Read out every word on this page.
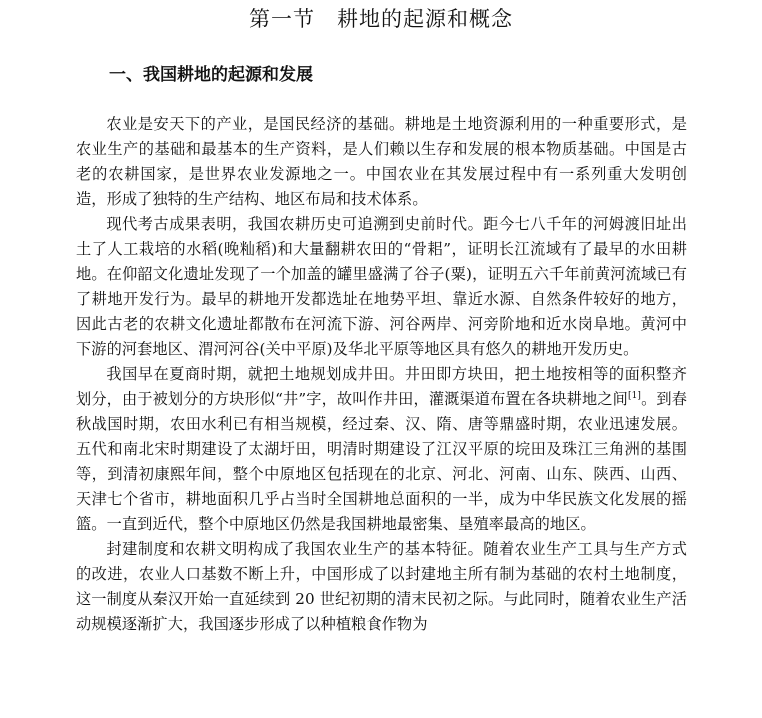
第一节　耕地的起源和概念
一、我国耕地的起源和发展

农业是安天下的产业，是国民经济的基础。耕地是土地资源利用的一种重要形式，是农业生产的基础和最基本的生产资料，是人们赖以生存和发展的根本物质基础。中国是古老的农耕国家，是世界农业发源地之一。中国农业在其发展过程中有一系列重大发明创造，形成了独特的生产结构、地区布局和技术体系。

现代考古成果表明，我国农耕历史可追溯到史前时代。距今七八千年的河姆渡旧址出土了人工栽培的水稻(晚籼稻)和大量翻耕农田的“骨耜”，证明长江流域有了最早的水田耕地。在仰韶文化遗址发现了一个加盖的罐里盛满了谷子(粟)，证明五六千年前黄河流域已有了耕地开发行为。最早的耕地开发都选址在地势平坦、靠近水源、自然条件较好的地方，因此古老的农耕文化遗址都散布在河流下游、河谷两岸、河旁阶地和近水岗阜地。黄河中下游的河套地区、渭河河谷(关中平原)及华北平原等地区具有悠久的耕地开发历史。

我国早在夏商时期，就把土地规划成井田。井田即方块田，把土地按相等的面积整齐划分，由于被划分的方块形似“井”字，故叫作井田，灌溉渠道布置在各块耕地之间[1]。到春秋战国时期，农田水利已有相当规模，经过秦、汉、隋、唐等鼎盛时期，农业迅速发展。五代和南北宋时期建设了太湖圩田，明清时期建设了江汉平原的垸田及珠江三角洲的基围等，到清初康熙年间，整个中原地区包括现在的北京、河北、河南、山东、陕西、山西、天津七个省市，耕地面积几乎占当时全国耕地总面积的一半，成为中华民族文化发展的摇篮。一直到近代，整个中原地区仍然是我国耕地最密集、垦殖率最高的地区。

封建制度和农耕文明构成了我国农业生产的基本特征。随着农业生产工具与生产方式的改进，农业人口基数不断上升，中国形成了以封建地主所有制为基础的农村土地制度，这一制度从秦汉开始一直延续到 20 世纪初期的清末民初之际。与此同时，随着农业生产活动规模逐渐扩大，我国逐步形成了以种植粮食作物为
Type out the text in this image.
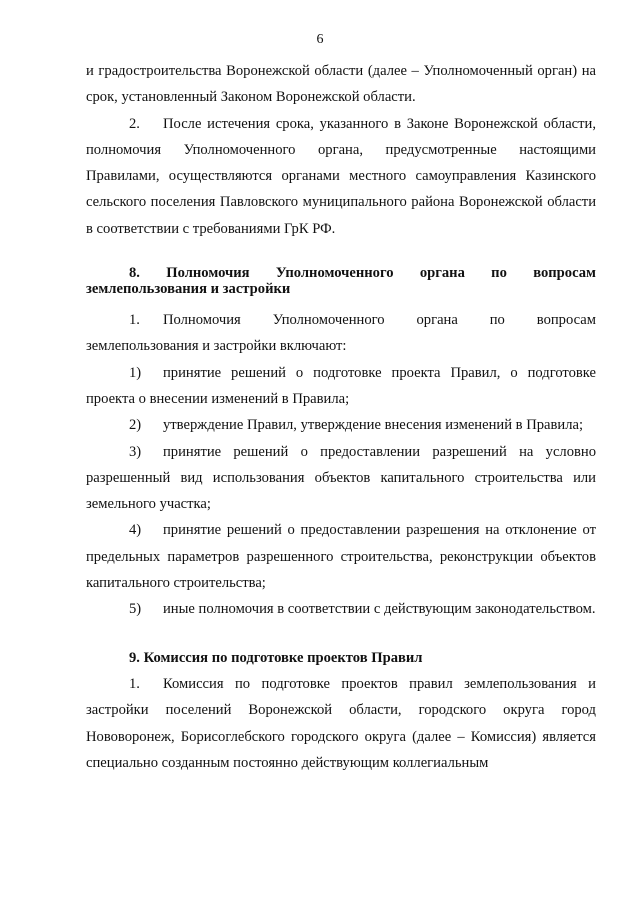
6

и градостроительства Воронежской области (далее – Уполномоченный орган) на срок, установленный Законом Воронежской области.

2. После истечения срока, указанного в Законе Воронежской области, полномочия Уполномоченного органа, предусмотренные настоящими Правилами, осуществляются органами местного самоуправления Казинского сельского поселения Павловского муниципального района Воронежской области в соответствии с требованиями ГрК РФ.

8. Полномочия Уполномоченного органа по вопросам землепользования и застройки

1. Полномочия Уполномоченного органа по вопросам землепользования и застройки включают:

1) принятие решений о подготовке проекта Правил, о подготовке проекта о внесении изменений в Правила;

2) утверждение Правил, утверждение внесения изменений в Правила;

3) принятие решений о предоставлении разрешений на условно разрешенный вид использования объектов капитального строительства или земельного участка;

4) принятие решений о предоставлении разрешения на отклонение от предельных параметров разрешенного строительства, реконструкции объектов капитального строительства;

5) иные полномочия в соответствии с действующим законодательством.

9. Комиссия по подготовке проектов Правил

1. Комиссия по подготовке проектов правил землепользования и застройки поселений Воронежской области, городского округа город Нововоронеж, Борисоглебского городского округа (далее – Комиссия) является специально созданным постоянно действующим коллегиальным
====================
• REQUIRED TASK
Gather each line from the listing above that holds "Комиссия".

• FINISHED TASK
9. Комиссия по подготовке проектов Правил
1. Комиссия по подготовке проектов правил землепользования и застройки поселений Воронежской области, городского округа город Нововоронеж, Борисоглебского городского округа (далее – Комиссия) является специально созданным постоянно действующим коллегиальным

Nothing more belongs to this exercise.